— Stored data entries —
* START *

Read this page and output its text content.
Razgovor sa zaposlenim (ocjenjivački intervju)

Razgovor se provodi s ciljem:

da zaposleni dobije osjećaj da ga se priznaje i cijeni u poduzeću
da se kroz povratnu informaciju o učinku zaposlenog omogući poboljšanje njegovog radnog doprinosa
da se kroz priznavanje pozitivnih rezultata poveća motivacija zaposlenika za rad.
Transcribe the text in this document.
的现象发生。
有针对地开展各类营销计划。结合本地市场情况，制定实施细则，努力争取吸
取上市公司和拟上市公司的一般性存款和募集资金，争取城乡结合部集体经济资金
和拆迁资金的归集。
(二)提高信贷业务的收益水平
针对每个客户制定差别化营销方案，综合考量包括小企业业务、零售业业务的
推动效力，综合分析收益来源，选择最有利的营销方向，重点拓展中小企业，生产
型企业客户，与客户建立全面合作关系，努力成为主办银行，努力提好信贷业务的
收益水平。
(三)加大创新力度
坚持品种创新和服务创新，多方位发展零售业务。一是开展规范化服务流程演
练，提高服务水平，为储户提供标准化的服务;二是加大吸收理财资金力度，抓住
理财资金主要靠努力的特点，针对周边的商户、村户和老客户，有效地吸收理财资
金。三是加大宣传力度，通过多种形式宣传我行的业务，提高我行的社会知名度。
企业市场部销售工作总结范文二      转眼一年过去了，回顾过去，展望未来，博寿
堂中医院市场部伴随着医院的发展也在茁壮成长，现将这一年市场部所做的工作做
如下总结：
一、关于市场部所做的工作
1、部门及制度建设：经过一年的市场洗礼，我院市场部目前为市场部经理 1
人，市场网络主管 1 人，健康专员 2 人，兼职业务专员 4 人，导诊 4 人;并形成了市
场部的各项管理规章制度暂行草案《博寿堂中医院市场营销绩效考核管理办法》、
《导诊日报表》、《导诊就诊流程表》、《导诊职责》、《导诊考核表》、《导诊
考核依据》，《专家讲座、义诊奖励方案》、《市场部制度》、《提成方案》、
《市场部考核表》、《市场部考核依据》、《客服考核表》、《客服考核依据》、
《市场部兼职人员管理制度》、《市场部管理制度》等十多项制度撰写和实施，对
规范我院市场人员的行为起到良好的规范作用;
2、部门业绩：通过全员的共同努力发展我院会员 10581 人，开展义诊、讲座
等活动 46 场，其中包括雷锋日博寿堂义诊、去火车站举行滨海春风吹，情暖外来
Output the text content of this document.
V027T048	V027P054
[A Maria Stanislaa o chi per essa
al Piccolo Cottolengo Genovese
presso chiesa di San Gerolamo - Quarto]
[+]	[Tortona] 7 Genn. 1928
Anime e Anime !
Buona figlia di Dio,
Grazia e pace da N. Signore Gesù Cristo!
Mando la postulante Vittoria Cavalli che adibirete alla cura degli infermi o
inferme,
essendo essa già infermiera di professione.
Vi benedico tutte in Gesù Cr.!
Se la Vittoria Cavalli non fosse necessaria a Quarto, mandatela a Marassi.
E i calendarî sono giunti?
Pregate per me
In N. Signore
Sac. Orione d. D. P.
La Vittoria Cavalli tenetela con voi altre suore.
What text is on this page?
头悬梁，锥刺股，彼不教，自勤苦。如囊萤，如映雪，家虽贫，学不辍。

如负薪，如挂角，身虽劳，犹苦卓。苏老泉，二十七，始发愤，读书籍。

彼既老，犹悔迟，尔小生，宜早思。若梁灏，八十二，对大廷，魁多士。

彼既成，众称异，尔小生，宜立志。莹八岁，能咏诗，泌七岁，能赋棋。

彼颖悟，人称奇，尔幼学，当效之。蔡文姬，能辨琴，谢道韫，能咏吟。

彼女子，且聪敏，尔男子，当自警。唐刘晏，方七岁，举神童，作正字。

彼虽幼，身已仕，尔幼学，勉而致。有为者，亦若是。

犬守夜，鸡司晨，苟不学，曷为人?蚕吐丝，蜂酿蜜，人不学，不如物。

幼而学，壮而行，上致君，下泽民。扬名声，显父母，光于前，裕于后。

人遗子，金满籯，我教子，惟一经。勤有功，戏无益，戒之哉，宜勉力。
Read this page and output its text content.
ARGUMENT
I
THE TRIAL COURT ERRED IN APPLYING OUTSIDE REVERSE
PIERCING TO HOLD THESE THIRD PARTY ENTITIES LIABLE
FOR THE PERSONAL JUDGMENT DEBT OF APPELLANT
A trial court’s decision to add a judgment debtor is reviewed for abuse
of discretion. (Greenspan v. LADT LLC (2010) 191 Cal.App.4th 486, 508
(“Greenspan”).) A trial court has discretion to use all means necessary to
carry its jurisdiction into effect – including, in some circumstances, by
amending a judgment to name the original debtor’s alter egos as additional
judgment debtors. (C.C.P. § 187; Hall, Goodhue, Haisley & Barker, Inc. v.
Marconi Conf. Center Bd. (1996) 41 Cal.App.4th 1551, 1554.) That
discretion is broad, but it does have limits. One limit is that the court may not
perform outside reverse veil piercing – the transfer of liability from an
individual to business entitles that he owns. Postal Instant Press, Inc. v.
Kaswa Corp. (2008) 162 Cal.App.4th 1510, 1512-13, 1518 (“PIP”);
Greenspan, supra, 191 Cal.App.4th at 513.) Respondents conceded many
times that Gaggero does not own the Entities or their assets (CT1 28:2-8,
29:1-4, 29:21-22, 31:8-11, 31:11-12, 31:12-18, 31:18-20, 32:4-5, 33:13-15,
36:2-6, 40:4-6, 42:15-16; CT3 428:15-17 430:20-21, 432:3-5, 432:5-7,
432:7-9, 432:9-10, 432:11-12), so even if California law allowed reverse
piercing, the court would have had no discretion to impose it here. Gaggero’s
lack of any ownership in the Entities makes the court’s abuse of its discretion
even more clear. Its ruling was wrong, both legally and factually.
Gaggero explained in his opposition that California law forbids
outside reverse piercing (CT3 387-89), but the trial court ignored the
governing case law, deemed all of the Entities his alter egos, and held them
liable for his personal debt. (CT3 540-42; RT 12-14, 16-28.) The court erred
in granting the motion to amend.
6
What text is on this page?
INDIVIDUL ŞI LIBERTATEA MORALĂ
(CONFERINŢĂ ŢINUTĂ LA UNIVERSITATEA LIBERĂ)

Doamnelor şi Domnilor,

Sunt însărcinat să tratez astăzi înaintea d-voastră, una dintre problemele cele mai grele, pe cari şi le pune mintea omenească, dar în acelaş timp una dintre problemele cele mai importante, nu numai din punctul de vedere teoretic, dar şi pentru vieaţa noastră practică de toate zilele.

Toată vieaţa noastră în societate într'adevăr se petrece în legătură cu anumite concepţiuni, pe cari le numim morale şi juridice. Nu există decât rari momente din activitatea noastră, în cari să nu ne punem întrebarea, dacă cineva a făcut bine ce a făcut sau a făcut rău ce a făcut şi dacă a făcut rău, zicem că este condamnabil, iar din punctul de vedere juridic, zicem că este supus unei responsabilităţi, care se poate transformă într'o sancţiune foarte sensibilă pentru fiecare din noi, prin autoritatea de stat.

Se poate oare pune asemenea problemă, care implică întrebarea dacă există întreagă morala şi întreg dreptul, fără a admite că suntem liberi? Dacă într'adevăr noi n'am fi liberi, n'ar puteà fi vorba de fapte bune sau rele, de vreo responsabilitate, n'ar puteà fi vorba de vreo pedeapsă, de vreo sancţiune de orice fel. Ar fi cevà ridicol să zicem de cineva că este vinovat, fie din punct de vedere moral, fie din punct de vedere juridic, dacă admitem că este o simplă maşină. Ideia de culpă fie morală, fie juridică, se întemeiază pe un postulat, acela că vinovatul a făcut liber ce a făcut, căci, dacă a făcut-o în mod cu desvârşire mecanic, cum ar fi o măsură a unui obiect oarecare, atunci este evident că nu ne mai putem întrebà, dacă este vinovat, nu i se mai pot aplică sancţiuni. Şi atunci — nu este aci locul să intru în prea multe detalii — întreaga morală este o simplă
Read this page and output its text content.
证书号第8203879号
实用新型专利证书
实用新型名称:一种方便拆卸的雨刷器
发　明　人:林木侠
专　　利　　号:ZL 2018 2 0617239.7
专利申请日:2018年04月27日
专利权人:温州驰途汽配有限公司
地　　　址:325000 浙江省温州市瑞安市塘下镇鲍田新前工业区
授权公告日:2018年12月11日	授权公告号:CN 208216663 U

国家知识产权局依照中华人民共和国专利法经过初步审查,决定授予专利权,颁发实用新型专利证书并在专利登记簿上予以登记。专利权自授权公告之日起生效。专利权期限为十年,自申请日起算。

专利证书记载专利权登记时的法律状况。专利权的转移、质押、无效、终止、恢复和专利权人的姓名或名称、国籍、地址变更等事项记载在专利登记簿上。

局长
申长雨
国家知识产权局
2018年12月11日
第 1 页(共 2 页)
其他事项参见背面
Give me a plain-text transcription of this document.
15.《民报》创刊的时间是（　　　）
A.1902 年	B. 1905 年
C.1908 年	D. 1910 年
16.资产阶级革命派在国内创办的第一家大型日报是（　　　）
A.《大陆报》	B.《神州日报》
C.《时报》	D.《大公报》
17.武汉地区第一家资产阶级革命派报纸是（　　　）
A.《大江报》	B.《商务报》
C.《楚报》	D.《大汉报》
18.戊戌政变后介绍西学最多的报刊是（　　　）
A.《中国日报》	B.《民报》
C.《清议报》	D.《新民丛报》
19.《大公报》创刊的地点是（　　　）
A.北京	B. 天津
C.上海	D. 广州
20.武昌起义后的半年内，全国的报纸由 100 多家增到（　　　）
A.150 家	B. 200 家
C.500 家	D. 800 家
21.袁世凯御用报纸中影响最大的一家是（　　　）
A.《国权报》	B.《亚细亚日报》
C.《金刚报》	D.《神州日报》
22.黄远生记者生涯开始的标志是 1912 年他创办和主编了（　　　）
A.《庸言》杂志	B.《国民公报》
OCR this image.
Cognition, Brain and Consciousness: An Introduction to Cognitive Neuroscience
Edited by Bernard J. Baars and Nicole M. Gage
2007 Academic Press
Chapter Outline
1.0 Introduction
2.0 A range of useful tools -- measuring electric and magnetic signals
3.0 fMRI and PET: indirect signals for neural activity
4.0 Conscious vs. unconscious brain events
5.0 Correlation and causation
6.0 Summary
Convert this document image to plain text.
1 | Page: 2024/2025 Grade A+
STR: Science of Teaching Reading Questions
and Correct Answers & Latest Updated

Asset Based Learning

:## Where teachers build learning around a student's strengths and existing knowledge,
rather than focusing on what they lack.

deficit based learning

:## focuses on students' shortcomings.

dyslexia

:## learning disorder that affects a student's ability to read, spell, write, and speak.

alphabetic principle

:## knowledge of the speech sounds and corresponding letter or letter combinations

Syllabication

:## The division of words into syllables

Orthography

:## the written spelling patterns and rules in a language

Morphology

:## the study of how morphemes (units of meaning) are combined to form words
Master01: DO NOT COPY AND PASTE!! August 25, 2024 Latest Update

* END *

— JOB —
Pick out the lines containing the word "words" and show them.

— TASK RESPONSE —
:## The division of words into syllables
:## the study of how morphemes (units of meaning) are combined to form words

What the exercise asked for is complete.